Task —
Your task is to output the entries below word for word.

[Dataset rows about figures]
[START]

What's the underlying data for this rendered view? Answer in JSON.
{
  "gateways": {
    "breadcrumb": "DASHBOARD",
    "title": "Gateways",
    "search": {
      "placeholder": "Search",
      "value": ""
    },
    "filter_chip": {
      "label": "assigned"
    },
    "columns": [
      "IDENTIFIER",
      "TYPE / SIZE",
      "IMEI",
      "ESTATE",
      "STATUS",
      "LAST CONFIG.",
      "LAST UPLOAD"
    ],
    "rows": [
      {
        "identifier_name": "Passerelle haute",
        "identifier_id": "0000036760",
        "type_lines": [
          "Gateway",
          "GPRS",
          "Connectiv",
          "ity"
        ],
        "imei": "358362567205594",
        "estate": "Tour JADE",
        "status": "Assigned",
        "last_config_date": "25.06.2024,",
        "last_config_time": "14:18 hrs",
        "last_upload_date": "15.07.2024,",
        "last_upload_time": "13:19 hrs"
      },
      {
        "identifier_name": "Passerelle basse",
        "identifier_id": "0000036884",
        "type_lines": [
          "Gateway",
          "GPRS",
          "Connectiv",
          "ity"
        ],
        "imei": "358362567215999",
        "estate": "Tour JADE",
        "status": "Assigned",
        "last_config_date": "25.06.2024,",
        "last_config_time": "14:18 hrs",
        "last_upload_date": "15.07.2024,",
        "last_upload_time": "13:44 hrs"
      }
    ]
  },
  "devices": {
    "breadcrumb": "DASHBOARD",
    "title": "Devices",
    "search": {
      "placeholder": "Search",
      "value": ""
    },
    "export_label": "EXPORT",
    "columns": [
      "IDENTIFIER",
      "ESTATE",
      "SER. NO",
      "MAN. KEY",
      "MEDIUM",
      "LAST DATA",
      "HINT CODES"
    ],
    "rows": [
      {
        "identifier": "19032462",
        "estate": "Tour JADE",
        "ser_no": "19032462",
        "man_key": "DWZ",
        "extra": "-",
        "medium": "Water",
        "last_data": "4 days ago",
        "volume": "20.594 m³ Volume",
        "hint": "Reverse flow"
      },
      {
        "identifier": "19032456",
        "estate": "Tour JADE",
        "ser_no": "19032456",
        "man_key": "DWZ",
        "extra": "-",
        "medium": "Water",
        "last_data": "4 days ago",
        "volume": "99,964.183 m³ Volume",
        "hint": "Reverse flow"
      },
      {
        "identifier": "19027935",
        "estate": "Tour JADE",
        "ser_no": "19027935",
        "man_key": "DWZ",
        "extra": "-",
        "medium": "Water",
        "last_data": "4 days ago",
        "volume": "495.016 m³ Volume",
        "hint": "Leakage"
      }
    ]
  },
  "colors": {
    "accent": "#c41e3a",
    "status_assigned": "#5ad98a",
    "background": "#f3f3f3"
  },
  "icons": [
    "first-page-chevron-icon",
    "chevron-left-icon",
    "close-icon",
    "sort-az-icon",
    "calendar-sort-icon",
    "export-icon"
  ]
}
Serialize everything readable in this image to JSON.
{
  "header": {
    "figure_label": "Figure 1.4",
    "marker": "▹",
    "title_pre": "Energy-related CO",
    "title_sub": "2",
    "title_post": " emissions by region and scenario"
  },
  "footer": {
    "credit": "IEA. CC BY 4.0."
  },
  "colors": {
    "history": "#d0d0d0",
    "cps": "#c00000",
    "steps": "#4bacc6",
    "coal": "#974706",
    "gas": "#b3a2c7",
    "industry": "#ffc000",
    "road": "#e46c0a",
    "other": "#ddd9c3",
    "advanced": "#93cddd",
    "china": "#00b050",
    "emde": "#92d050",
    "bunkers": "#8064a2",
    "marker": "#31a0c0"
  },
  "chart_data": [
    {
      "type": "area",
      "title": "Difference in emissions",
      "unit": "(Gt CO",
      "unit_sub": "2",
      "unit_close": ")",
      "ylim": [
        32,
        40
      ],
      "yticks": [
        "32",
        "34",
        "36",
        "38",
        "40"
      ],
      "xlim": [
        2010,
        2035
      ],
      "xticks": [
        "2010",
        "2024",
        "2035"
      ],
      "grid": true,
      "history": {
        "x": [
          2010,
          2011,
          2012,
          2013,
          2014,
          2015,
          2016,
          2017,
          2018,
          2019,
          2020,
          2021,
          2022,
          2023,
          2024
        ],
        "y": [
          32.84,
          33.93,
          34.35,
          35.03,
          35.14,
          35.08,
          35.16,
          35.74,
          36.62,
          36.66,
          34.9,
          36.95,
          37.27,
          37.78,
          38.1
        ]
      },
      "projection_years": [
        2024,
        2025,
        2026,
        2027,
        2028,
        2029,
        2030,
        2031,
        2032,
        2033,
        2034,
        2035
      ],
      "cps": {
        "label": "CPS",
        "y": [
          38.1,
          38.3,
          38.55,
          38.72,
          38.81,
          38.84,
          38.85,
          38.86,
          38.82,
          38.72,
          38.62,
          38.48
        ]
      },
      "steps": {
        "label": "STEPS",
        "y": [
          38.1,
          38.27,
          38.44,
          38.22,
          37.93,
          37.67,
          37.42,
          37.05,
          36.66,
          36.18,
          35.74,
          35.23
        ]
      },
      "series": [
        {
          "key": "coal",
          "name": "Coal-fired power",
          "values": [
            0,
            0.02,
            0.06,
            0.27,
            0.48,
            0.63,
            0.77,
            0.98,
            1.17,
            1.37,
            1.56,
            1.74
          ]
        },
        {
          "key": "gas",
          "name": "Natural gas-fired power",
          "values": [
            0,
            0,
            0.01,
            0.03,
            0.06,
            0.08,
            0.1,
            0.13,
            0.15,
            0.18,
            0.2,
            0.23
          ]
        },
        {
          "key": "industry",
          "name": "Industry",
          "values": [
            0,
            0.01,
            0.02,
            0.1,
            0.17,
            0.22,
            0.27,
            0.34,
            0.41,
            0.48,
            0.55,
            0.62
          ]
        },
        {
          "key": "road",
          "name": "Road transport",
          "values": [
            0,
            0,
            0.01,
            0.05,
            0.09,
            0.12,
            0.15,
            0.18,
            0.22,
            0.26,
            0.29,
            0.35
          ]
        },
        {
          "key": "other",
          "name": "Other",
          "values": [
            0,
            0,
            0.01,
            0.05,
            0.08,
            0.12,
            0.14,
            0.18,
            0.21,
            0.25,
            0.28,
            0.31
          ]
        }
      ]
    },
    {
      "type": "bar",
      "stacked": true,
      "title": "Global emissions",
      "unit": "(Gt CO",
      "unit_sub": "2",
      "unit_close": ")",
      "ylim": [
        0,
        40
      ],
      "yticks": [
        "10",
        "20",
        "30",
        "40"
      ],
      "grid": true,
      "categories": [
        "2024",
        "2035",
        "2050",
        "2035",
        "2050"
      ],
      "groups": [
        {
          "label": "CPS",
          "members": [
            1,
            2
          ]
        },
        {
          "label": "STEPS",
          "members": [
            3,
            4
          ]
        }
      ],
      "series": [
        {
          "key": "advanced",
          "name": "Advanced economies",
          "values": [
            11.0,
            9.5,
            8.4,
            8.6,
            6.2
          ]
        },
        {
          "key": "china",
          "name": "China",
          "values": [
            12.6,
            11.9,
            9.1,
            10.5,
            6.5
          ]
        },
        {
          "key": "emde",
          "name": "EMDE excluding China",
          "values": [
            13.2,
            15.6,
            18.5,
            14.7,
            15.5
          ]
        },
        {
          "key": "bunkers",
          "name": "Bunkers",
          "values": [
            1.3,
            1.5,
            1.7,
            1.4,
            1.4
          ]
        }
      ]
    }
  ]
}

[END]

Answer to the task —
What's the underlying data for this rendered view? Answer in JSON.
{
  "gateways": {
    "breadcrumb": "DASHBOARD",
    "title": "Gateways",
    "search": {
      "placeholder": "Search",
      "value": ""
    },
    "filter_chip": {
      "label": "assigned"
    },
    "columns": [
      "IDENTIFIER",
      "TYPE / SIZE",
      "IMEI",
      "ESTATE",
      "STATUS",
      "LAST CONFIG.",
      "LAST UPLOAD"
    ],
    "rows": [
      {
        "identifier_name": "Passerelle haute",
        "identifier_id": "0000036760",
        "type_lines": [
          "Gateway",
          "GPRS",
          "Connectiv",
          "ity"
        ],
        "imei": "358362567205594",
        "estate": "Tour JADE",
        "status": "Assigned",
        "last_config_date": "25.06.2024,",
        "last_config_time": "14:18 hrs",
        "last_upload_date": "15.07.2024,",
        "last_upload_time": "13:19 hrs"
      },
      {
        "identifier_name": "Passerelle basse",
        "identifier_id": "0000036884",
        "type_lines": [
          "Gateway",
          "GPRS",
          "Connectiv",
          "ity"
        ],
        "imei": "358362567215999",
        "estate": "Tour JADE",
        "status": "Assigned",
        "last_config_date": "25.06.2024,",
        "last_config_time": "14:18 hrs",
        "last_upload_date": "15.07.2024,",
        "last_upload_time": "13:44 hrs"
      }
    ]
  },
  "devices": {
    "breadcrumb": "DASHBOARD",
    "title": "Devices",
    "search": {
      "placeholder": "Search",
      "value": ""
    },
    "export_label": "EXPORT",
    "columns": [
      "IDENTIFIER",
      "ESTATE",
      "SER. NO",
      "MAN. KEY",
      "MEDIUM",
      "LAST DATA",
      "HINT CODES"
    ],
    "rows": [
      {
        "identifier": "19032462",
        "estate": "Tour JADE",
        "ser_no": "19032462",
        "man_key": "DWZ",
        "extra": "-",
        "medium": "Water",
        "last_data": "4 days ago",
        "volume": "20.594 m³ Volume",
        "hint": "Reverse flow"
      },
      {
        "identifier": "19032456",
        "estate": "Tour JADE",
        "ser_no": "19032456",
        "man_key": "DWZ",
        "extra": "-",
        "medium": "Water",
        "last_data": "4 days ago",
        "volume": "99,964.183 m³ Volume",
        "hint": "Reverse flow"
      },
      {
        "identifier": "19027935",
        "estate": "Tour JADE",
        "ser_no": "19027935",
        "man_key": "DWZ",
        "extra": "-",
        "medium": "Water",
        "last_data": "4 days ago",
        "volume": "495.016 m³ Volume",
        "hint": "Leakage"
      }
    ]
  },
  "colors": {
    "accent": "#c41e3a",
    "status_assigned": "#5ad98a",
    "background": "#f3f3f3"
  },
  "icons": [
    "first-page-chevron-icon",
    "chevron-left-icon",
    "close-icon",
    "sort-az-icon",
    "calendar-sort-icon",
    "export-icon"
  ]
}
Serialize everything readable in this image to JSON.
{
  "header": {
    "figure_label": "Figure 1.4",
    "marker": "▹",
    "title_pre": "Energy-related CO",
    "title_sub": "2",
    "title_post": " emissions by region and scenario"
  },
  "footer": {
    "credit": "IEA. CC BY 4.0."
  },
  "colors": {
    "history": "#d0d0d0",
    "cps": "#c00000",
    "steps": "#4bacc6",
    "coal": "#974706",
    "gas": "#b3a2c7",
    "industry": "#ffc000",
    "road": "#e46c0a",
    "other": "#ddd9c3",
    "advanced": "#93cddd",
    "china": "#00b050",
    "emde": "#92d050",
    "bunkers": "#8064a2",
    "marker": "#31a0c0"
  },
  "chart_data": [
    {
      "type": "area",
      "title": "Difference in emissions",
      "unit": "(Gt CO",
      "unit_sub": "2",
      "unit_close": ")",
      "ylim": [
        32,
        40
      ],
      "yticks": [
        "32",
        "34",
        "36",
        "38",
        "40"
      ],
      "xlim": [
        2010,
        2035
      ],
      "xticks": [
        "2010",
        "2024",
        "2035"
      ],
      "grid": true,
      "history": {
        "x": [
          2010,
          2011,
          2012,
          2013,
          2014,
          2015,
          2016,
          2017,
          2018,
          2019,
          2020,
          2021,
          2022,
          2023,
          2024
        ],
        "y": [
          32.84,
          33.93,
          34.35,
          35.03,
          35.14,
          35.08,
          35.16,
          35.74,
          36.62,
          36.66,
          34.9,
          36.95,
          37.27,
          37.78,
          38.1
        ]
      },
      "projection_years": [
        2024,
        2025,
        2026,
        2027,
        2028,
        2029,
        2030,
        2031,
        2032,
        2033,
        2034,
        2035
      ],
      "cps": {
        "label": "CPS",
        "y": [
          38.1,
          38.3,
          38.55,
          38.72,
          38.81,
          38.84,
          38.85,
          38.86,
          38.82,
          38.72,
          38.62,
          38.48
        ]
      },
      "steps": {
        "label": "STEPS",
        "y": [
          38.1,
          38.27,
          38.44,
          38.22,
          37.93,
          37.67,
          37.42,
          37.05,
          36.66,
          36.18,
          35.74,
          35.23
        ]
      },
      "series": [
        {
          "key": "coal",
          "name": "Coal-fired power",
          "values": [
            0,
            0.02,
            0.06,
            0.27,
            0.48,
            0.63,
            0.77,
            0.98,
            1.17,
            1.37,
            1.56,
            1.74
          ]
        },
        {
          "key": "gas",
          "name": "Natural gas-fired power",
          "values": [
            0,
            0,
            0.01,
            0.03,
            0.06,
            0.08,
            0.1,
            0.13,
            0.15,
            0.18,
            0.2,
            0.23
          ]
        },
        {
          "key": "industry",
          "name": "Industry",
          "values": [
            0,
            0.01,
            0.02,
            0.1,
            0.17,
            0.22,
            0.27,
            0.34,
            0.41,
            0.48,
            0.55,
            0.62
          ]
        },
        {
          "key": "road",
          "name": "Road transport",
          "values": [
            0,
            0,
            0.01,
            0.05,
            0.09,
            0.12,
            0.15,
            0.18,
            0.22,
            0.26,
            0.29,
            0.35
          ]
        },
        {
          "key": "other",
          "name": "Other",
          "values": [
            0,
            0,
            0.01,
            0.05,
            0.08,
            0.12,
            0.14,
            0.18,
            0.21,
            0.25,
            0.28,
            0.31
          ]
        }
      ]
    },
    {
      "type": "bar",
      "stacked": true,
      "title": "Global emissions",
      "unit": "(Gt CO",
      "unit_sub": "2",
      "unit_close": ")",
      "ylim": [
        0,
        40
      ],
      "yticks": [
        "10",
        "20",
        "30",
        "40"
      ],
      "grid": true,
      "categories": [
        "2024",
        "2035",
        "2050",
        "2035",
        "2050"
      ],
      "groups": [
        {
          "label": "CPS",
          "members": [
            1,
            2
          ]
        },
        {
          "label": "STEPS",
          "members": [
            3,
            4
          ]
        }
      ],
      "series": [
        {
          "key": "advanced",
          "name": "Advanced economies",
          "values": [
            11.0,
            9.5,
            8.4,
            8.6,
            6.2
          ]
        },
        {
          "key": "china",
          "name": "China",
          "values": [
            12.6,
            11.9,
            9.1,
            10.5,
            6.5
          ]
        },
        {
          "key": "emde",
          "name": "EMDE excluding China",
          "values": [
            13.2,
            15.6,
            18.5,
            14.7,
            15.5
          ]
        },
        {
          "key": "bunkers",
          "name": "Bunkers",
          "values": [
            1.3,
            1.5,
            1.7,
            1.4,
            1.4
          ]
        }
      ]
    }
  ]
}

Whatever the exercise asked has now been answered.